(DATASET ENTRIES Opens)

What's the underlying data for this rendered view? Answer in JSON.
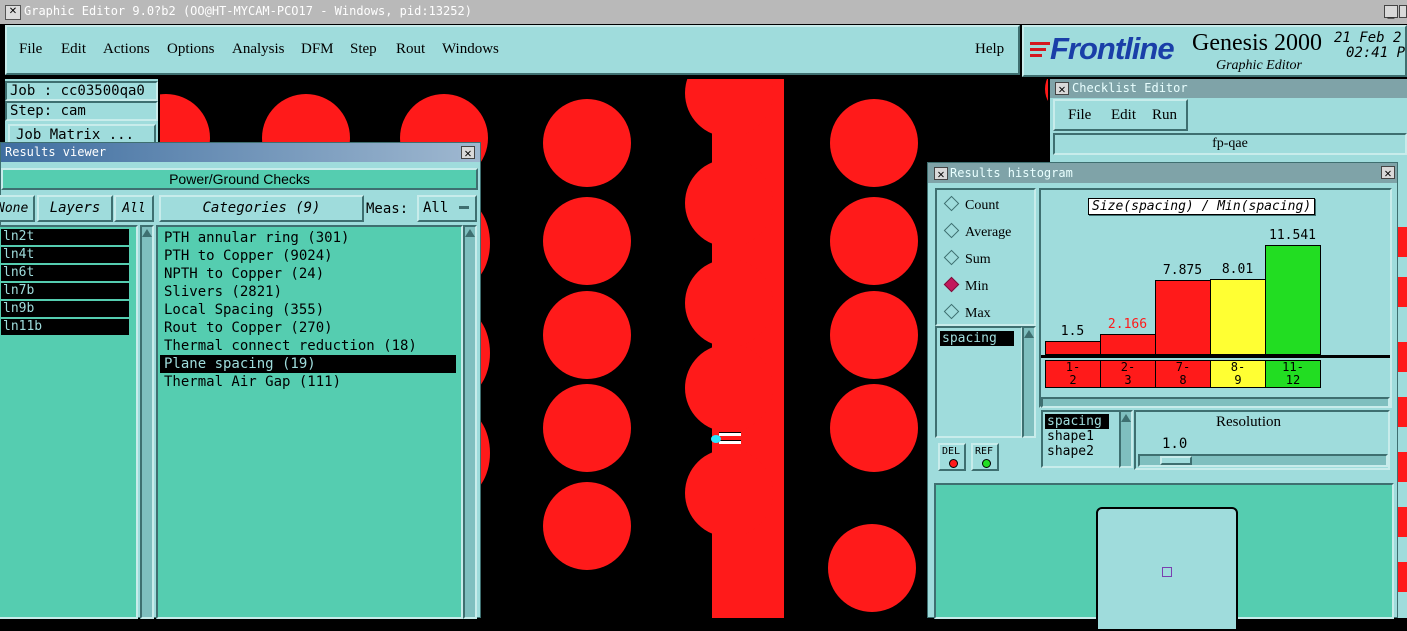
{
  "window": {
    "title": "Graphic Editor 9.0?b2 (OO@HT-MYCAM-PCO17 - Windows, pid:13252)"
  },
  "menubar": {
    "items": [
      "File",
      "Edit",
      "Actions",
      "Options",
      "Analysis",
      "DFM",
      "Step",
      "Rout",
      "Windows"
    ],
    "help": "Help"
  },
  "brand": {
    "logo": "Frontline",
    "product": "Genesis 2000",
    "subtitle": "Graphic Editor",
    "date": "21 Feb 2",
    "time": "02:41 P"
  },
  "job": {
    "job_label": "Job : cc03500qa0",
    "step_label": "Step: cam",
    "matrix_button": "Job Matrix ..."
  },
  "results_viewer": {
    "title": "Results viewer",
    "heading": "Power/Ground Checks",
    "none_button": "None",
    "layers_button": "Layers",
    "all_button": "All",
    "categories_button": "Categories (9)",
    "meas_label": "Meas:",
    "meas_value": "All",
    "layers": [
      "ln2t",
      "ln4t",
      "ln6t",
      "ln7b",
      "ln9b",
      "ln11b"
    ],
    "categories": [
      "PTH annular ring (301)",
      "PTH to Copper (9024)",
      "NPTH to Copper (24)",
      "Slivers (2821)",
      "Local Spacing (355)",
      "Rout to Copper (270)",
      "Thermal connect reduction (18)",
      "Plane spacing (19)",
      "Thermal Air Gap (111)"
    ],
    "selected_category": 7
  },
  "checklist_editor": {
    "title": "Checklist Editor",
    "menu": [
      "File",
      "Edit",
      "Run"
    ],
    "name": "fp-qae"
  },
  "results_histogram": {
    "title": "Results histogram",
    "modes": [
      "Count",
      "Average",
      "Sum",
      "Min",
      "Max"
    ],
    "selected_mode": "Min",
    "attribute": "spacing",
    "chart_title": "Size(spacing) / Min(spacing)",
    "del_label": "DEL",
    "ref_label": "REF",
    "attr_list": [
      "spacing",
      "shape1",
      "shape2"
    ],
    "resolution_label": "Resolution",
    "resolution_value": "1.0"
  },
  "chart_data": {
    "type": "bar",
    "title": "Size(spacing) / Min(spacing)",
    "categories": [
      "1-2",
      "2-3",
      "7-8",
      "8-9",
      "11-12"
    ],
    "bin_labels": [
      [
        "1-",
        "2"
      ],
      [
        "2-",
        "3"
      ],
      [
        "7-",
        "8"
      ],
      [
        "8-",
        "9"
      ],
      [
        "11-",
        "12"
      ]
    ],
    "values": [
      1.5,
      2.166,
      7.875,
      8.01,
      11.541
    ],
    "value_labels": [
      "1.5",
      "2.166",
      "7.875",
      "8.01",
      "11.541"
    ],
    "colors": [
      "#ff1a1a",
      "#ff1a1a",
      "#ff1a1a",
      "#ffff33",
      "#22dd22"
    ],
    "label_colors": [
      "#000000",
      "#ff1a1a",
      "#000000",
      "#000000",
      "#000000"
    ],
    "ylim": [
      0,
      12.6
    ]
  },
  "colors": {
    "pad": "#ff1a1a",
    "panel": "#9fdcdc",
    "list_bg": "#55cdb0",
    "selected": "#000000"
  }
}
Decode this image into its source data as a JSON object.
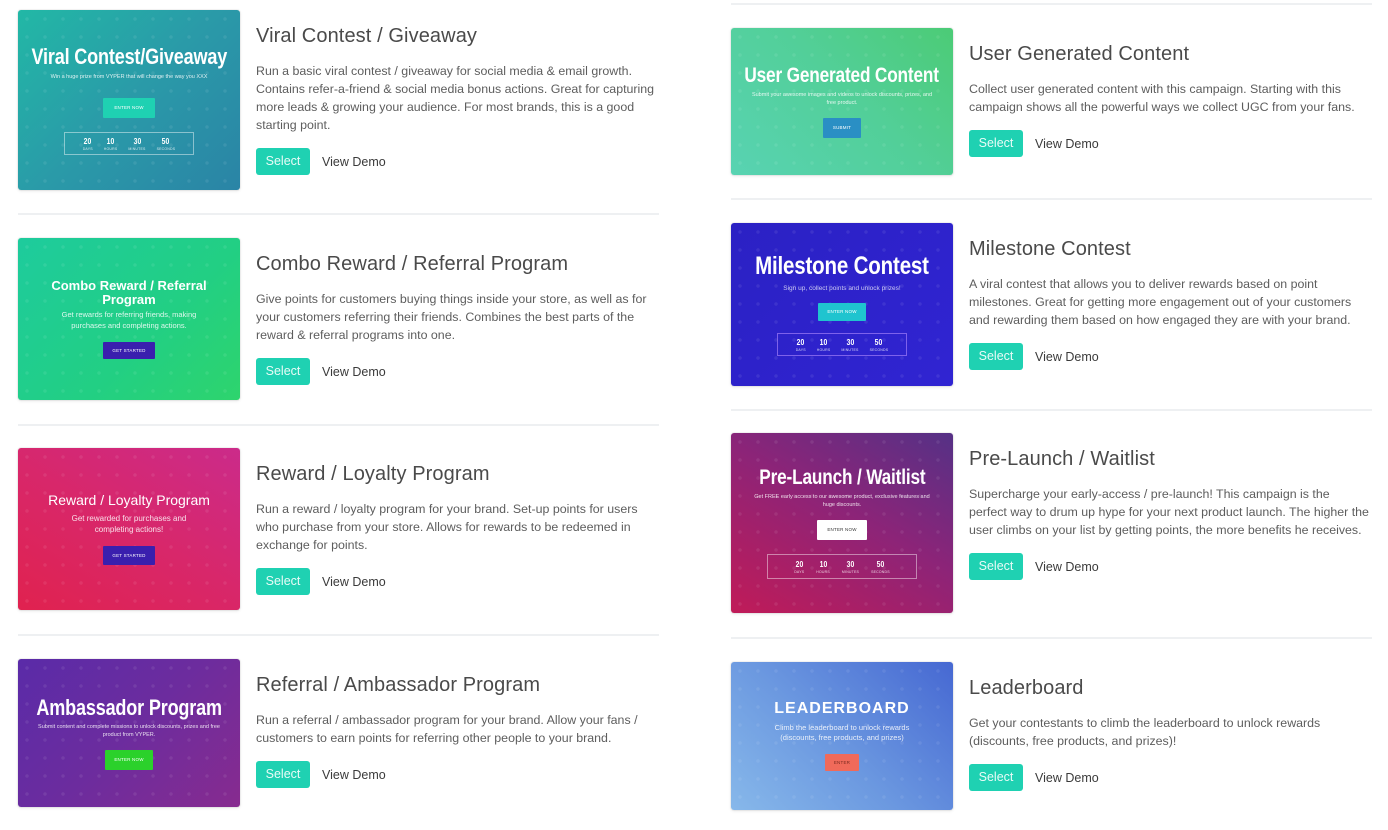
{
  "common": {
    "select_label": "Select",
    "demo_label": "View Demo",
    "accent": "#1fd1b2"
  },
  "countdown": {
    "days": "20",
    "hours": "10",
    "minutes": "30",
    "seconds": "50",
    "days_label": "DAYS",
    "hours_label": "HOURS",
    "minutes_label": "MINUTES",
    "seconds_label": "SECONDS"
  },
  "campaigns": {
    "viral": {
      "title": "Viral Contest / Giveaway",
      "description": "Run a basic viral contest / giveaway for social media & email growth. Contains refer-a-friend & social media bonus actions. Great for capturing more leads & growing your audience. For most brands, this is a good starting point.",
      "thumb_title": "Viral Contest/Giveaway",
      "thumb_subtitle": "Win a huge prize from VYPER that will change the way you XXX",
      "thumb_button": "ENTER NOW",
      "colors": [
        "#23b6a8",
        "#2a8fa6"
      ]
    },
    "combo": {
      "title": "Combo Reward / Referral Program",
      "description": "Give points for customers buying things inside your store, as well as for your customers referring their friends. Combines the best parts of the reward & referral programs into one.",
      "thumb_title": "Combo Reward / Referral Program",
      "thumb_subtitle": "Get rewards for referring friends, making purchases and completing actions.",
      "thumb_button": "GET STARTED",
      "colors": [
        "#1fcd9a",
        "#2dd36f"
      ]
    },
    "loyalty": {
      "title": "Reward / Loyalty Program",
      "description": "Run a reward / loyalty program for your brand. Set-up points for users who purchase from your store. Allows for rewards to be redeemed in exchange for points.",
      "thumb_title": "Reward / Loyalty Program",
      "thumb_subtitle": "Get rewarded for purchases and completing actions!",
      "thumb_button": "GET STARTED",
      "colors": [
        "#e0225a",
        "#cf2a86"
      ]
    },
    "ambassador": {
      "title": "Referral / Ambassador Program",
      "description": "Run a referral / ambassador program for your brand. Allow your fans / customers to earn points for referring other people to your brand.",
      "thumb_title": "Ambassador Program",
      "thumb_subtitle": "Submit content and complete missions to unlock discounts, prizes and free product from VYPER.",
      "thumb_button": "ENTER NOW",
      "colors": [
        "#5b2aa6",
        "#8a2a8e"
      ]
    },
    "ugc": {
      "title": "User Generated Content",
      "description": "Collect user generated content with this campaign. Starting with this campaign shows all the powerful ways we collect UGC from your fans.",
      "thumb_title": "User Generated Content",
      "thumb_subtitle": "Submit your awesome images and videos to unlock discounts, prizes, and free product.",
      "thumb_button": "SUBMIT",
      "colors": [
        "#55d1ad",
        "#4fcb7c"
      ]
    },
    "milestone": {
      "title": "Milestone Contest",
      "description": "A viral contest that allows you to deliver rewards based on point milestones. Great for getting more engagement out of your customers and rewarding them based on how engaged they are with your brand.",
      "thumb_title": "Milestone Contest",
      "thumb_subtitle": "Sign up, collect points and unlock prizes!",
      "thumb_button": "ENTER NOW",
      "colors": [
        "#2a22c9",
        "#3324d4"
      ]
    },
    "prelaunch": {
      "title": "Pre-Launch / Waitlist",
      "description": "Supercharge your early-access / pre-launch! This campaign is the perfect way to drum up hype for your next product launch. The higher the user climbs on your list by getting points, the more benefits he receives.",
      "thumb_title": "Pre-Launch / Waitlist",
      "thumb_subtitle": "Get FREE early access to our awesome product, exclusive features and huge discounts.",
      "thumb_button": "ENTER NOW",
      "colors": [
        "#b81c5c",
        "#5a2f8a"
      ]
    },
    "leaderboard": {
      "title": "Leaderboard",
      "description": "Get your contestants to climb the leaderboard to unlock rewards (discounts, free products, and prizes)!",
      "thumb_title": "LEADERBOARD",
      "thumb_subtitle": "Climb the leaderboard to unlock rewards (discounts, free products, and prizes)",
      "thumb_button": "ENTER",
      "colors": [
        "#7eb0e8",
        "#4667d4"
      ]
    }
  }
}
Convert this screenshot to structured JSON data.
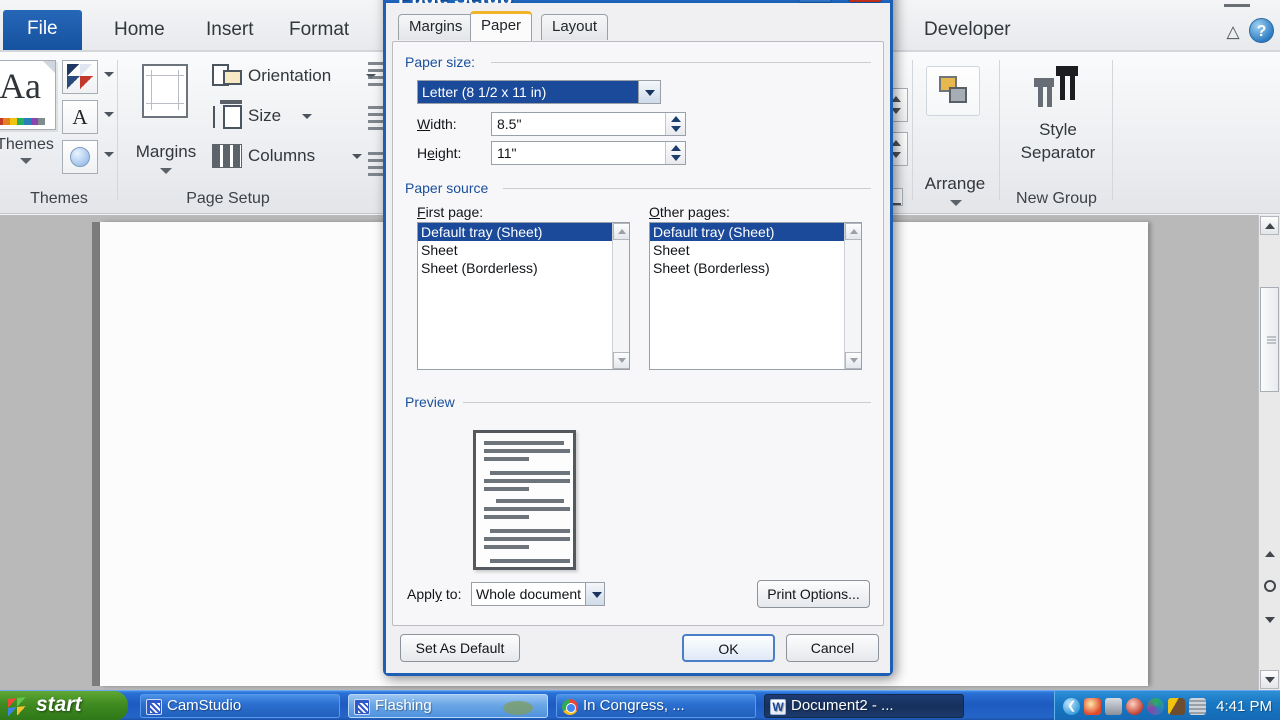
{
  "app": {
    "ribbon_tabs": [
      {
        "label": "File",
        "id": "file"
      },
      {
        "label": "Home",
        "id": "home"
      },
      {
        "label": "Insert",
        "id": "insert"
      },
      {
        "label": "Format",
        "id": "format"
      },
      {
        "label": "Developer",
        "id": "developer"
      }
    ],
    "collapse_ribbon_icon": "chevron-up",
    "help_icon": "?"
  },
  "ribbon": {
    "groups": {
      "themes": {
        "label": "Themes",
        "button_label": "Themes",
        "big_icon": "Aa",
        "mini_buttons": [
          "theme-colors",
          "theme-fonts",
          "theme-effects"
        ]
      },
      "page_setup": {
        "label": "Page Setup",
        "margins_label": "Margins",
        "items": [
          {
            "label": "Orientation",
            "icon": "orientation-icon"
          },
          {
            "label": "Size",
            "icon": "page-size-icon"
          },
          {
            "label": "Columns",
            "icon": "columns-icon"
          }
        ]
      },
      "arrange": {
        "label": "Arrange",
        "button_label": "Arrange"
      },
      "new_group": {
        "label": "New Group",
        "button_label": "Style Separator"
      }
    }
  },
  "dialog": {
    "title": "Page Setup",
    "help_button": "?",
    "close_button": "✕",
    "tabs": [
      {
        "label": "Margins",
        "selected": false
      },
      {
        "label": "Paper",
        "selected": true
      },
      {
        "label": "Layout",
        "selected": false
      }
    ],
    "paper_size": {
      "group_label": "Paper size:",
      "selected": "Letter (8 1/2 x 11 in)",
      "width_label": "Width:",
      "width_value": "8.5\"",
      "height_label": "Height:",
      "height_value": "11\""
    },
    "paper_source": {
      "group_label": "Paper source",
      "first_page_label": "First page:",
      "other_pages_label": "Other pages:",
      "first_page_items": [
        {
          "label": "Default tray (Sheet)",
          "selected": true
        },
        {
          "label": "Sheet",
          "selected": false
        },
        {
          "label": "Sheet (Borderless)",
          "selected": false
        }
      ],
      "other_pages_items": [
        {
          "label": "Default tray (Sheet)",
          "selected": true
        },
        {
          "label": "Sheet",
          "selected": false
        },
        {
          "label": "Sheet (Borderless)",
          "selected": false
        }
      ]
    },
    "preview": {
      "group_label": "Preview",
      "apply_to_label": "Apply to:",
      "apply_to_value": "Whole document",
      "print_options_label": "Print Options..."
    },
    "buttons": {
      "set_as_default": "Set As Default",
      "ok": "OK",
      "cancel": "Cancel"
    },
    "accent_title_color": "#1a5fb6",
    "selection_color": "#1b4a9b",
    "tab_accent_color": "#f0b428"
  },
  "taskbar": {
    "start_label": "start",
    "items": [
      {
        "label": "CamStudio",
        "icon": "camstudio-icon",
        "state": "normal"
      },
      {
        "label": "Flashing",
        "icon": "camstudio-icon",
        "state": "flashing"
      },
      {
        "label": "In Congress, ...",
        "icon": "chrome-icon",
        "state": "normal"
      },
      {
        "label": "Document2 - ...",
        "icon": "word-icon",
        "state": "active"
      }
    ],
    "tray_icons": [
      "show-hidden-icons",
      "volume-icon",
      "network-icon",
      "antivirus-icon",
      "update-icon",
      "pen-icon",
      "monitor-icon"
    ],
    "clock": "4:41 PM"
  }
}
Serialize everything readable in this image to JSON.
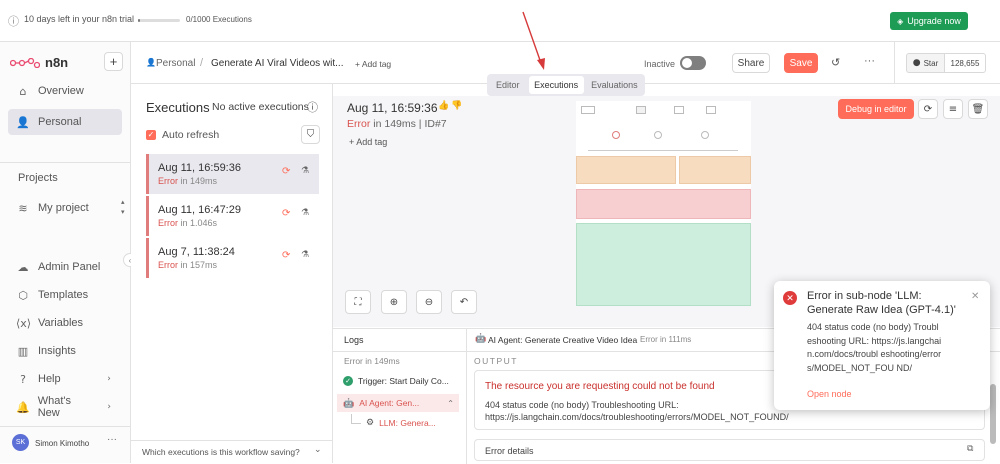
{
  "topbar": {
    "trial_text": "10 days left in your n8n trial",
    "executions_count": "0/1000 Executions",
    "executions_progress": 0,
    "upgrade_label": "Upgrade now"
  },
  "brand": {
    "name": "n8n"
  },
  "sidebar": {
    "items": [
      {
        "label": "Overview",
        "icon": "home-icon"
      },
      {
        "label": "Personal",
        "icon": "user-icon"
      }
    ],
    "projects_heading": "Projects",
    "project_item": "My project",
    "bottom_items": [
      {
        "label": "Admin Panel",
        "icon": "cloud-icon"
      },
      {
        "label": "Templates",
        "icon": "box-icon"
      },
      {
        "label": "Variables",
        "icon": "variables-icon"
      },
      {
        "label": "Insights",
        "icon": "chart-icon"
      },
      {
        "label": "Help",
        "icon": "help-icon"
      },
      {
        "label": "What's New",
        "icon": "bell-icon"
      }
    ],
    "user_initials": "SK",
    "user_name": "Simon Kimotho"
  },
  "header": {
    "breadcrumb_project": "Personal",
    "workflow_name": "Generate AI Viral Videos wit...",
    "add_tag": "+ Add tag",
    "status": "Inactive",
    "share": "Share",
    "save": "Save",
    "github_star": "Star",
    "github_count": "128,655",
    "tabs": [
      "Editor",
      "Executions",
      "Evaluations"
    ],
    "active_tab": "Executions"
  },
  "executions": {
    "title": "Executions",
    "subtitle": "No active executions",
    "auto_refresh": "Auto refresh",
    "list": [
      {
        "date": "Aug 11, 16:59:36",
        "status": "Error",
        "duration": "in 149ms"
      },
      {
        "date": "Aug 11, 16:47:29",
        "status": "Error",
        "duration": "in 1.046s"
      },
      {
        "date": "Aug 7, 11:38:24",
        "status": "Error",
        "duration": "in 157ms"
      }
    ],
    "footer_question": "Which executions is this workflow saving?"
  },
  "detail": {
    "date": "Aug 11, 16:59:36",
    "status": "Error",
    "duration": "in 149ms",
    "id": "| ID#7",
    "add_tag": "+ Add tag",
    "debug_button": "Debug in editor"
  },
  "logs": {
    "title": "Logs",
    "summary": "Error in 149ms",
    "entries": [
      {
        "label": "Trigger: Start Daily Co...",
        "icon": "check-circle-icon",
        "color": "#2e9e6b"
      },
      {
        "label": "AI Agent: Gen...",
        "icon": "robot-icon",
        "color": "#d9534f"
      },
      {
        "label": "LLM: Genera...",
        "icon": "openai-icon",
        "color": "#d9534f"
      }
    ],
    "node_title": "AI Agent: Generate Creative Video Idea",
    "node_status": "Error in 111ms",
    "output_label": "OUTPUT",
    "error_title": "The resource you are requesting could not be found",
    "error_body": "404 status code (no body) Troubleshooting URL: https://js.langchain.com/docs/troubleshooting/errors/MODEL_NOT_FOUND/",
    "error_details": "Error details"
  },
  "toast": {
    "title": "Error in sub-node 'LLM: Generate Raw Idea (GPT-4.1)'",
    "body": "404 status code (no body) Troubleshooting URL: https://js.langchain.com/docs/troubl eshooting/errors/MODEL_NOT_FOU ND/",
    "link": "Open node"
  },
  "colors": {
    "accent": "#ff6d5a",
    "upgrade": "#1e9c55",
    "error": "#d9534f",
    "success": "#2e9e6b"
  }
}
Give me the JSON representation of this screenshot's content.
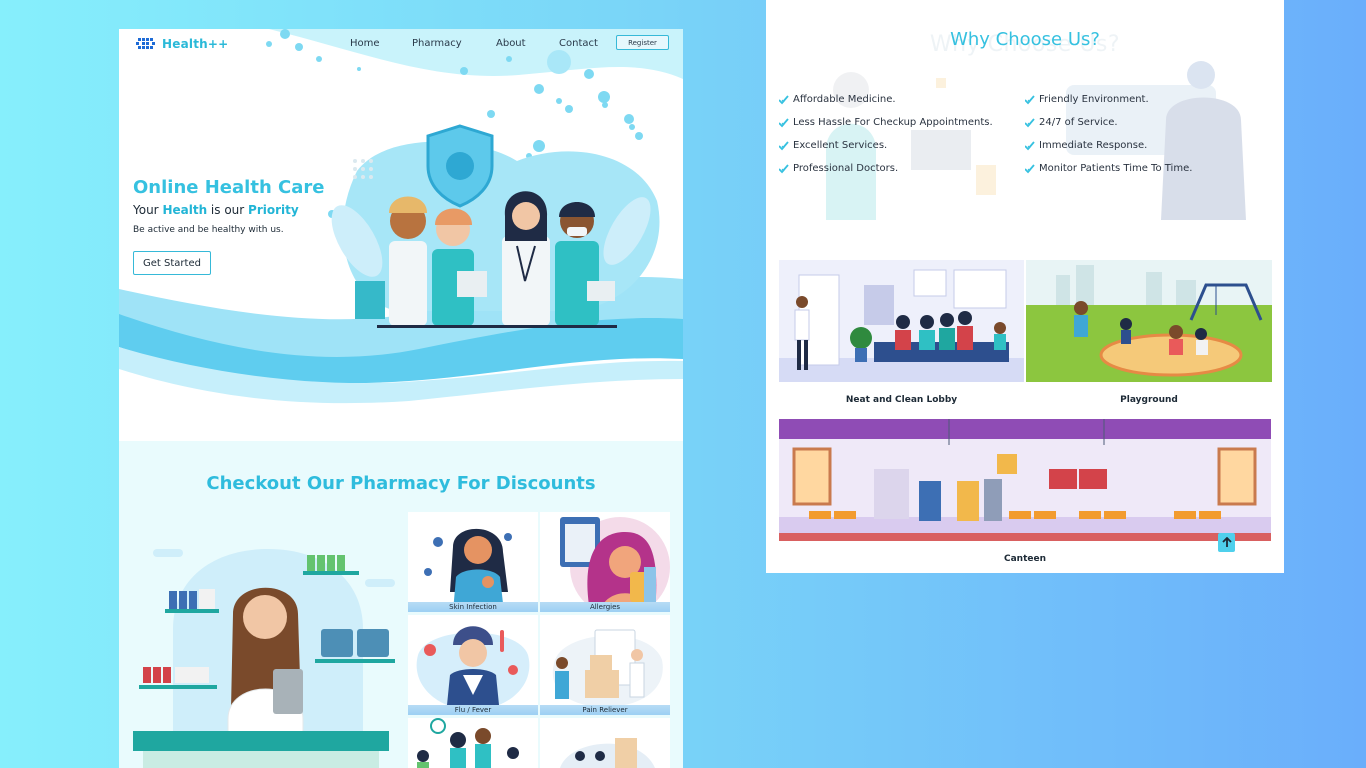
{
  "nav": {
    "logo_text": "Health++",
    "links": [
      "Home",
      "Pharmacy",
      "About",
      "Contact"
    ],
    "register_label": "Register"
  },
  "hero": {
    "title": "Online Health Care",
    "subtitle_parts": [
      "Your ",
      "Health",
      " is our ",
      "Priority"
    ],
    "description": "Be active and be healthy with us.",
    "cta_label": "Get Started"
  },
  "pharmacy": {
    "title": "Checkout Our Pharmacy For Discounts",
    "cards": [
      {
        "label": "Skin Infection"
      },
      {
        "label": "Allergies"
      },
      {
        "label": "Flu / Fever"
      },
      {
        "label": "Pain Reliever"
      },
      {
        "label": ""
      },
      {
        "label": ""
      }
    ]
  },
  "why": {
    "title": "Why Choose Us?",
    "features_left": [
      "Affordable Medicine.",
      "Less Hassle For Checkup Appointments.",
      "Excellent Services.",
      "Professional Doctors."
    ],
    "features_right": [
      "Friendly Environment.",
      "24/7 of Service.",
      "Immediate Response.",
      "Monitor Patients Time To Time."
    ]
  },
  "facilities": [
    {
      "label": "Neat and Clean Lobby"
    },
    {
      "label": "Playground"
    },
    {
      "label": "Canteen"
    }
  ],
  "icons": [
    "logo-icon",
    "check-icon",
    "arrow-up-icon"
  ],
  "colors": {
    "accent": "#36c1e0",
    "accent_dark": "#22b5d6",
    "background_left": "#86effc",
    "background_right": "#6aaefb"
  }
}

(DATASET ENTRIES Closes)

The expected answer is a copy of each line above containing "completing".

=== TASK ANSWER ===
      "thumb_subtitle": "Get rewards for referring friends, making purchases and completing actions.",
      "thumb_subtitle": "Get rewarded for purchases and completing actions!",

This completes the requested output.